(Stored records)
..............................

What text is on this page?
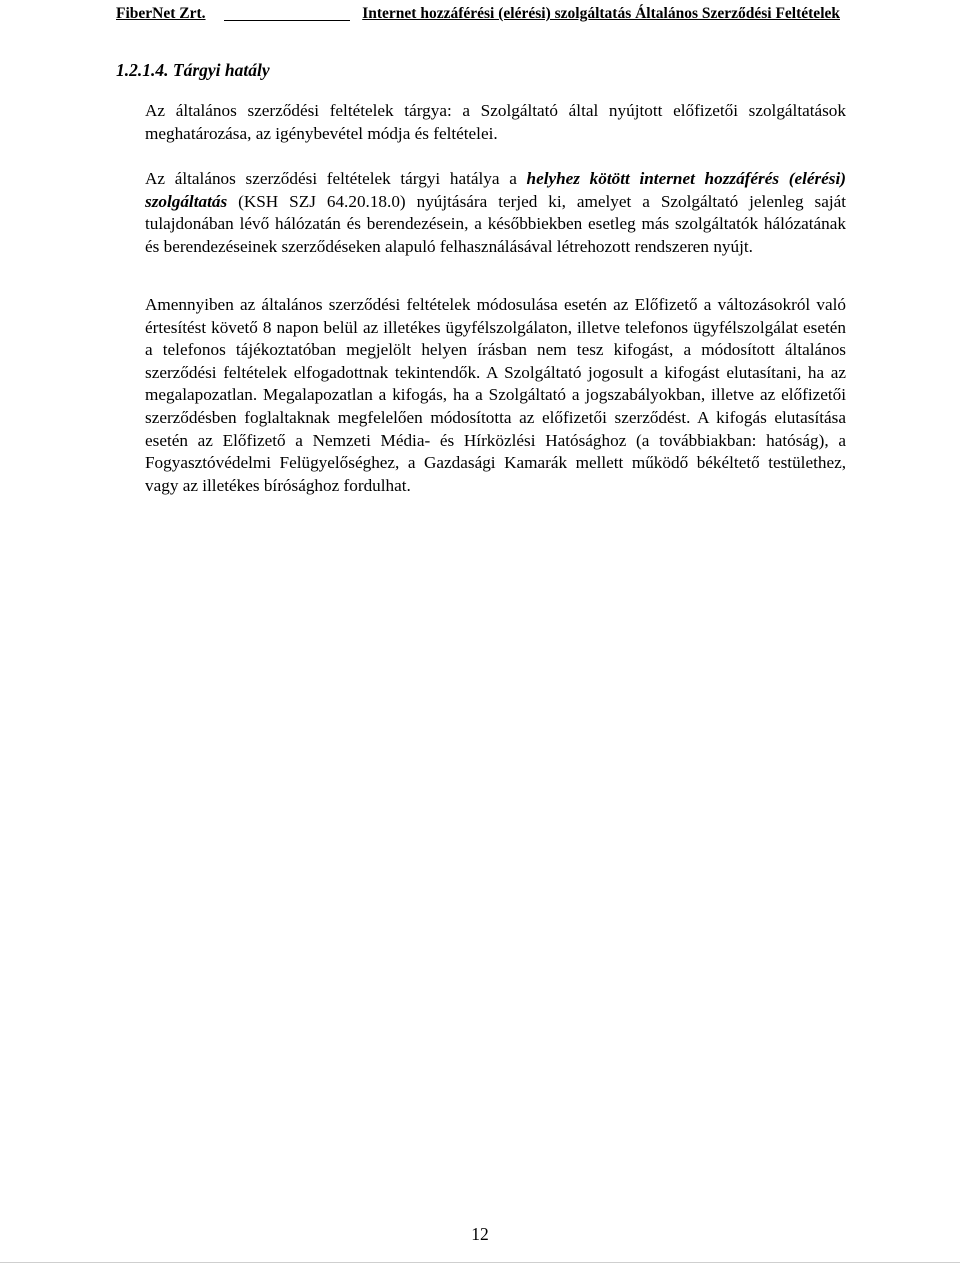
FiberNet Zrt.	Internet hozzáférési (elérési) szolgáltatás Általános Szerződési Feltételek
1.2.1.4. Tárgyi hatály
Az általános szerződési feltételek tárgya: a Szolgáltató által nyújtott előfizetői szolgáltatások meghatározása, az igénybevétel módja és feltételei.
Az általános szerződési feltételek tárgyi hatálya a helyhez kötött internet hozzáférés (elérési) szolgáltatás (KSH SZJ 64.20.18.0) nyújtására terjed ki, amelyet a Szolgáltató jelenleg saját tulajdonában lévő hálózatán és berendezésein, a későbbiekben esetleg más szolgáltatók hálózatának és berendezéseinek szerződéseken alapuló felhasználásával létrehozott rendszeren nyújt.
Amennyiben az általános szerződési feltételek módosulása esetén az Előfizető a változásokról való értesítést követő 8 napon belül az illetékes ügyfélszolgálaton, illetve telefonos ügyfélszolgálat esetén a telefonos tájékoztatóban megjelölt helyen írásban nem tesz kifogást, a módosított általános szerződési feltételek elfogadottnak tekintendők. A Szolgáltató jogosult a kifogást elutasítani, ha az megalapozatlan. Megalapozatlan a kifogás, ha a Szolgáltató a jogszabályokban, illetve az előfizetői szerződésben foglaltaknak megfelelően módosította az előfizetői szerződést. A kifogás elutasítása esetén az Előfizető a Nemzeti Média- és Hírközlési Hatósághoz (a továbbiakban: hatóság), a Fogyasztóvédelmi Felügyelőséghez, a Gazdasági Kamarák mellett működő békéltető testülethez, vagy az illetékes bírósághoz fordulhat.
12
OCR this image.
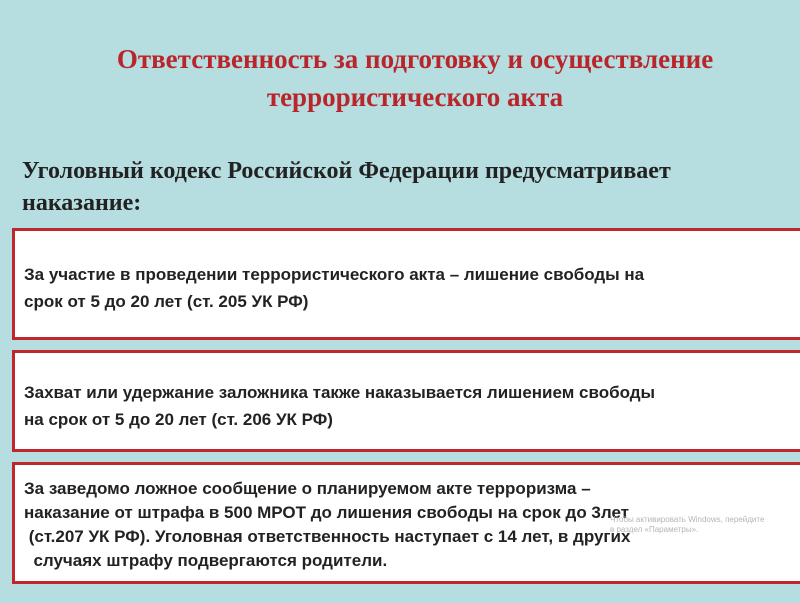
Ответственность за подготовку и осуществление
террористического акта
Уголовный кодекс Российской Федерации предусматривает
наказание:
За участие в проведении террористического акта – лишение свободы на
срок от 5 до 20 лет (ст. 205 УК РФ)
Захват или удержание заложника также наказывается лишением свободы
на срок от 5 до 20 лет (ст. 206 УК РФ)
За заведомо ложное сообщение о планируемом акте терроризма –
наказание от штрафа в 500 МРОТ до лишения свободы на срок до 3лет
(ст.207 УК РФ). Уголовная ответственность наступает с 14 лет, в других
случаях штрафу подвергаются родители.
Чтобы активировать Windows, перейдите
в раздел «Параметры».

..............................

Take the listing above and print it exactly, apart from the pictures.

What text is on this page?
FiberNet Zrt.	Internet hozzáférési (elérési) szolgáltatás Általános Szerződési Feltételek
1.2.1.4. Tárgyi hatály
Az általános szerződési feltételek tárgya: a Szolgáltató által nyújtott előfizetői szolgáltatások meghatározása, az igénybevétel módja és feltételei.
Az általános szerződési feltételek tárgyi hatálya a helyhez kötött internet hozzáférés (elérési) szolgáltatás (KSH SZJ 64.20.18.0) nyújtására terjed ki, amelyet a Szolgáltató jelenleg saját tulajdonában lévő hálózatán és berendezésein, a későbbiekben esetleg más szolgáltatók hálózatának és berendezéseinek szerződéseken alapuló felhasználásával létrehozott rendszeren nyújt.
Amennyiben az általános szerződési feltételek módosulása esetén az Előfizető a változásokról való értesítést követő 8 napon belül az illetékes ügyfélszolgálaton, illetve telefonos ügyfélszolgálat esetén a telefonos tájékoztatóban megjelölt helyen írásban nem tesz kifogást, a módosított általános szerződési feltételek elfogadottnak tekintendők. A Szolgáltató jogosult a kifogást elutasítani, ha az megalapozatlan. Megalapozatlan a kifogás, ha a Szolgáltató a jogszabályokban, illetve az előfizetői szerződésben foglaltaknak megfelelően módosította az előfizetői szerződést. A kifogás elutasítása esetén az Előfizető a Nemzeti Média- és Hírközlési Hatósághoz (a továbbiakban: hatóság), a Fogyasztóvédelmi Felügyelőséghez, a Gazdasági Kamarák mellett működő békéltető testülethez, vagy az illetékes bírósághoz fordulhat.
12
OCR this image.
Ответственность за подготовку и осуществление
террористического акта
Уголовный кодекс Российской Федерации предусматривает
наказание:
За участие в проведении террористического акта – лишение свободы на
срок от 5 до 20 лет (ст. 205 УК РФ)
Захват или удержание заложника также наказывается лишением свободы
на срок от 5 до 20 лет (ст. 206 УК РФ)
За заведомо ложное сообщение о планируемом акте терроризма –
наказание от штрафа в 500 МРОТ до лишения свободы на срок до 3лет
(ст.207 УК РФ). Уголовная ответственность наступает с 14 лет, в других
случаях штрафу подвергаются родители.
Чтобы активировать Windows, перейдите
в раздел «Параметры».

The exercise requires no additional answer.